[Stated goal]
Locate each line of the material that contains "произвольной", then return it.

-- Material supplied start --

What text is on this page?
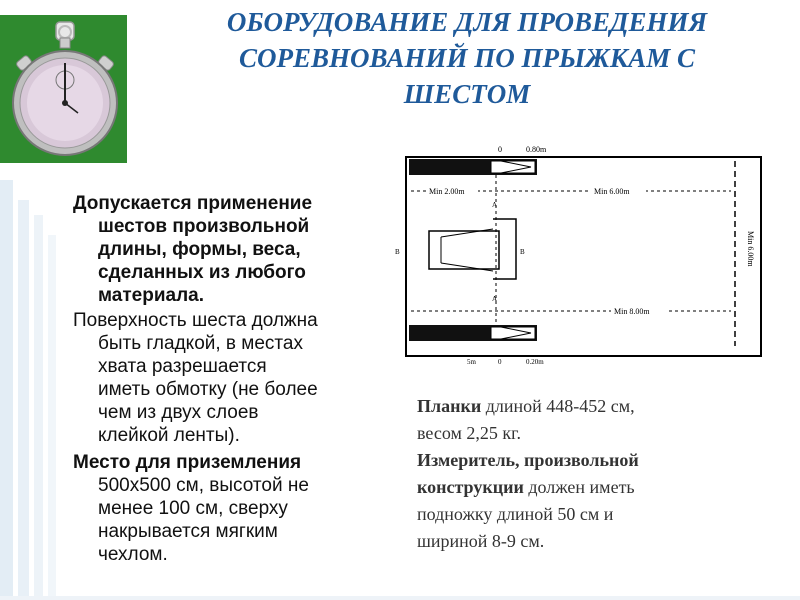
ОБОРУДОВАНИЕ ДЛЯ ПРОВЕДЕНИЯ
СОРЕВНОВАНИЙ ПО ПРЫЖКАМ С
ШЕСТОМ
Допускается применение
шестов произвольной
длины, формы, веса,
сделанных из любого
материала.
Поверхность шеста должна
быть гладкой, в местах
хвата разрешается
иметь обмотку (не более
чем из двух слоев
клейкой ленты).
Место для приземления
500х500 см, высотой не
менее 100 см, сверху
накрывается мягким
чехлом.
0	0.80m
Min 2.00m	Min 6.00m
A
A
B	B	Min 6.00m
Min 8.00m
5m	0	0.20m
Планки длиной 448-452 см,
весом 2,25 кг.
Измеритель, произвольной
конструкции должен иметь
подножку длиной 50 см и
шириной 8-9 см.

-- Material supplied end --

[Written solution]
шестов произвольной
Измеритель, произвольной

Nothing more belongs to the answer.